> _WORK INSTRUCTIONS_
Edit the records below by changing every "weight-marker" to "weight-point", leaving everything else untouched and omitting the pictures.

Spatial layout entries:
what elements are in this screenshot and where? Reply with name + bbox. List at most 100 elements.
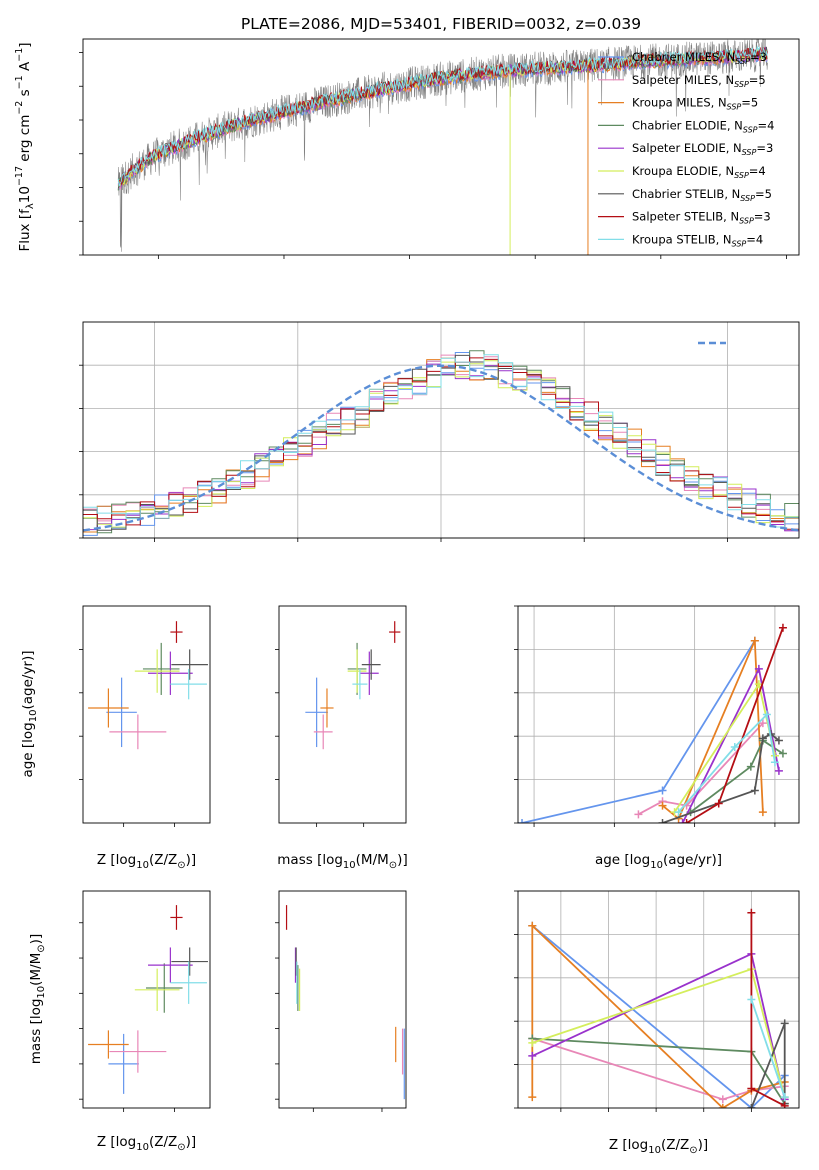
weight-marker (674, 808, 683, 817)
axes-frame (517, 605, 800, 824)
label-part: Z [log (609, 1137, 648, 1153)
y-axis-label: age [log10(age/yr)] (20, 650, 39, 777)
label-superscript: −17 (14, 166, 25, 186)
legend-name: Kroupa ELODIE, N (632, 164, 734, 178)
weight-series-line (532, 1037, 785, 1101)
legend-suffix: =4 (746, 232, 763, 246)
weight-marker (778, 749, 787, 758)
axes-frame (82, 890, 211, 1109)
x-axis-label: Z [log10(Z/Z⊙)] (609, 1137, 708, 1156)
label-subscript: ⊙ (36, 944, 47, 952)
weight-marker (774, 736, 783, 745)
normal-distribution-curve (83, 364, 799, 532)
legend-subscript: SSP (734, 171, 749, 180)
weight-marker (528, 1038, 537, 1047)
legend-entry: Salpeter MILES, NSSP=5 (632, 73, 766, 89)
weight-marker (634, 810, 643, 819)
weight-series-line (637, 722, 764, 816)
label-part: (M/M (356, 852, 389, 868)
legend-entry: Chabrier ELODIE, NSSP=4 (632, 118, 774, 134)
panel-weight-vs-metallicity: Z [log10(Z/Z⊙)] (514, 890, 800, 1156)
legend-entry: Salpeter STELIB, NSSP=3 (632, 210, 771, 226)
legend-entry: Chabrier STELIB, NSSP=5 (632, 187, 772, 203)
plot-area (83, 350, 799, 536)
legend-subscript: SSP (739, 217, 754, 226)
panel-age-vs-metallicity: Z [log10(Z/Z⊙)] age [log10(age/yr)] (20, 605, 211, 871)
plot-area (518, 623, 787, 823)
plot-area (88, 905, 208, 1094)
legend-name: Chabrier MILES, N (632, 50, 735, 64)
label-part: )] (28, 934, 44, 945)
label-subscript: ⊙ (689, 1145, 697, 1156)
legend-subscript: SSP (743, 125, 758, 134)
weight-marker (528, 1093, 537, 1102)
weight-marker (758, 734, 767, 743)
legend-entry: Chabrier MILES, NSSP=3 (632, 50, 767, 66)
label-part: (Z/Z (661, 1137, 689, 1153)
label-subscript: ⊙ (177, 860, 185, 871)
residual-histogram-line (83, 363, 799, 532)
weight-marker (770, 758, 779, 767)
panel-spectrum: Flux [fλ10−17 erg cm−2 s−1 A−1]Chabrier … (14, 38, 800, 259)
label-part: erg cm (17, 115, 33, 166)
spectrum-title: PLATE=2086, MJD=53401, FIBERID=0032, z=0… (241, 15, 641, 33)
residual-histogram-line (83, 350, 799, 534)
label-part: (M/M (28, 953, 44, 986)
weight-marker (518, 819, 527, 823)
legend-suffix: =3 (756, 141, 773, 155)
plot-area (88, 621, 208, 750)
residual-histogram-line (83, 354, 799, 532)
axes-frame (82, 321, 800, 539)
label-part: Z [log (97, 852, 136, 868)
label-part: s (17, 89, 33, 100)
residual-histogram-line (83, 357, 799, 530)
label-part: (age/yr)] (20, 650, 36, 709)
legend-entry: Kroupa STELIB, NSSP=4 (632, 232, 763, 248)
label-subscript: 10 (36, 986, 47, 999)
weight-marker (754, 664, 763, 673)
label-subscript: 10 (648, 1145, 661, 1156)
label-subscript: 10 (28, 710, 39, 723)
weight-marker (718, 1095, 727, 1104)
label-subscript: 10 (136, 860, 149, 871)
legend-suffix: =4 (758, 118, 775, 132)
weight-marker (747, 908, 756, 917)
plot-area (285, 905, 405, 1100)
legend-name: Salpeter MILES, N (632, 73, 734, 87)
label-part: )] (397, 852, 408, 868)
plot-area (528, 908, 789, 1108)
label-subscript: 10 (650, 860, 663, 871)
weight-marker (718, 1104, 727, 1108)
legend-entry: Kroupa ELODIE, NSSP=4 (632, 164, 766, 180)
weight-marker (528, 1051, 537, 1060)
residual-histogram-line (83, 360, 799, 528)
weight-marker (750, 636, 759, 645)
panel-residuals (79, 321, 800, 542)
label-part: Z [log (97, 1134, 136, 1150)
y-axis-label: Flux [fλ10−17 erg cm−2 s−1 A−1] (14, 42, 36, 251)
weight-series-line (521, 640, 756, 823)
weight-marker (747, 1084, 756, 1093)
weight-marker (750, 786, 759, 795)
label-superscript: −1 (14, 48, 25, 62)
axes-frame (517, 890, 800, 1109)
legend-name: Salpeter STELIB, N (632, 210, 739, 224)
x-axis-label: Z [log10(Z/Z⊙)] (97, 852, 196, 871)
weight-marker (762, 710, 771, 719)
weight-marker (774, 766, 783, 775)
x-axis-label: Z [log10(Z/Z⊙)] (97, 1134, 196, 1153)
axes-frame (82, 605, 211, 824)
label-superscript: −2 (14, 101, 25, 115)
label-part: A (17, 61, 33, 75)
residual-histogram-line (83, 352, 799, 536)
label-part: (age/yr)] (663, 852, 722, 868)
label-subscript: 10 (343, 860, 356, 871)
legend-name: Kroupa MILES, N (632, 96, 727, 110)
label-subscript: λ (25, 203, 36, 209)
label-subscript: ⊙ (177, 1142, 185, 1153)
axes-frame (278, 890, 407, 1109)
y-axis-label: mass [log10(M/M⊙)] (28, 934, 47, 1064)
legend-suffix: =5 (755, 187, 772, 201)
weight-marker (780, 1019, 789, 1028)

> _WRITTEN RESPONSE_
what elements are in this screenshot and where? Reply with name + bbox. List at most 100 elements.
weight-point (674, 808, 683, 817)
axes-frame (517, 605, 800, 824)
label-part: Z [log (609, 1137, 648, 1153)
y-axis-label: age [log10(age/yr)] (20, 650, 39, 777)
label-superscript: −17 (14, 166, 25, 186)
legend-name: Kroupa ELODIE, N (632, 164, 734, 178)
weight-series-line (532, 1037, 785, 1101)
legend-suffix: =4 (746, 232, 763, 246)
weight-point (778, 749, 787, 758)
axes-frame (82, 890, 211, 1109)
x-axis-label: Z [log10(Z/Z⊙)] (609, 1137, 708, 1156)
label-subscript: ⊙ (36, 944, 47, 952)
weight-point (774, 736, 783, 745)
normal-distribution-curve (83, 364, 799, 532)
legend-subscript: SSP (734, 171, 749, 180)
weight-point (528, 1038, 537, 1047)
legend-entry: Salpeter MILES, NSSP=5 (632, 73, 766, 89)
weight-point (634, 810, 643, 819)
weight-series-line (637, 722, 764, 816)
label-part: (M/M (356, 852, 389, 868)
legend-entry: Chabrier ELODIE, NSSP=4 (632, 118, 774, 134)
panel-weight-vs-metallicity: Z [log10(Z/Z⊙)] (514, 890, 800, 1156)
legend-entry: Salpeter STELIB, NSSP=3 (632, 210, 771, 226)
legend-entry: Chabrier STELIB, NSSP=5 (632, 187, 772, 203)
plot-area (83, 350, 799, 536)
legend-subscript: SSP (739, 217, 754, 226)
panel-age-vs-metallicity: Z [log10(Z/Z⊙)] age [log10(age/yr)] (20, 605, 211, 871)
plot-area (518, 623, 787, 823)
plot-area (88, 905, 208, 1094)
legend-name: Chabrier MILES, N (632, 50, 735, 64)
label-part: )] (28, 934, 44, 945)
label-subscript: ⊙ (689, 1145, 697, 1156)
legend-subscript: SSP (743, 125, 758, 134)
weight-point (528, 1093, 537, 1102)
weight-point (758, 734, 767, 743)
legend-entry: Chabrier MILES, NSSP=3 (632, 50, 767, 66)
label-part: (Z/Z (661, 1137, 689, 1153)
label-subscript: ⊙ (177, 860, 185, 871)
residual-histogram-line (83, 363, 799, 532)
weight-point (770, 758, 779, 767)
panel-spectrum: Flux [fλ10−17 erg cm−2 s−1 A−1]Chabrier … (14, 38, 800, 259)
label-part: erg cm (17, 115, 33, 166)
spectrum-title: PLATE=2086, MJD=53401, FIBERID=0032, z=0… (241, 15, 641, 33)
residual-histogram-line (83, 350, 799, 534)
label-part: (M/M (28, 953, 44, 986)
weight-point (518, 819, 527, 823)
legend-suffix: =3 (756, 141, 773, 155)
plot-area (88, 621, 208, 750)
residual-histogram-line (83, 354, 799, 532)
axes-frame (82, 321, 800, 539)
label-part: Z [log (97, 852, 136, 868)
label-part: s (17, 89, 33, 100)
residual-histogram-line (83, 357, 799, 530)
label-part: (age/yr)] (20, 650, 36, 709)
legend-entry: Kroupa STELIB, NSSP=4 (632, 232, 763, 248)
label-subscript: 10 (36, 986, 47, 999)
weight-point (754, 664, 763, 673)
label-subscript: 10 (648, 1145, 661, 1156)
label-subscript: 10 (28, 710, 39, 723)
weight-point (718, 1095, 727, 1104)
label-subscript: 10 (136, 860, 149, 871)
legend-suffix: =4 (758, 118, 775, 132)
weight-point (747, 908, 756, 917)
plot-area (285, 905, 405, 1100)
legend-name: Salpeter MILES, N (632, 73, 734, 87)
label-part: )] (397, 852, 408, 868)
plot-area (528, 908, 789, 1108)
label-subscript: 10 (650, 860, 663, 871)
weight-point (718, 1104, 727, 1108)
legend-entry: Kroupa ELODIE, NSSP=4 (632, 164, 766, 180)
weight-point (528, 1051, 537, 1060)
residual-histogram-line (83, 360, 799, 528)
weight-point (750, 636, 759, 645)
panel-residuals (79, 321, 800, 542)
label-part: Z [log (97, 1134, 136, 1150)
y-axis-label: Flux [fλ10−17 erg cm−2 s−1 A−1] (14, 42, 36, 251)
weight-series-line (521, 640, 756, 823)
weight-point (747, 1084, 756, 1093)
weight-point (750, 786, 759, 795)
label-superscript: −1 (14, 48, 25, 62)
axes-frame (517, 890, 800, 1109)
legend-name: Salpeter STELIB, N (632, 210, 739, 224)
x-axis-label: Z [log10(Z/Z⊙)] (97, 852, 196, 871)
weight-point (762, 710, 771, 719)
weight-point (774, 766, 783, 775)
x-axis-label: Z [log10(Z/Z⊙)] (97, 1134, 196, 1153)
axes-frame (82, 605, 211, 824)
label-superscript: −2 (14, 101, 25, 115)
label-part: A (17, 61, 33, 75)
residual-histogram-line (83, 352, 799, 536)
label-part: (age/yr)] (663, 852, 722, 868)
label-subscript: 10 (343, 860, 356, 871)
legend-name: Kroupa MILES, N (632, 96, 727, 110)
label-subscript: λ (25, 203, 36, 209)
label-subscript: ⊙ (177, 1142, 185, 1153)
axes-frame (278, 890, 407, 1109)
y-axis-label: mass [log10(M/M⊙)] (28, 934, 47, 1064)
legend-suffix: =5 (755, 187, 772, 201)
weight-point (780, 1019, 789, 1028)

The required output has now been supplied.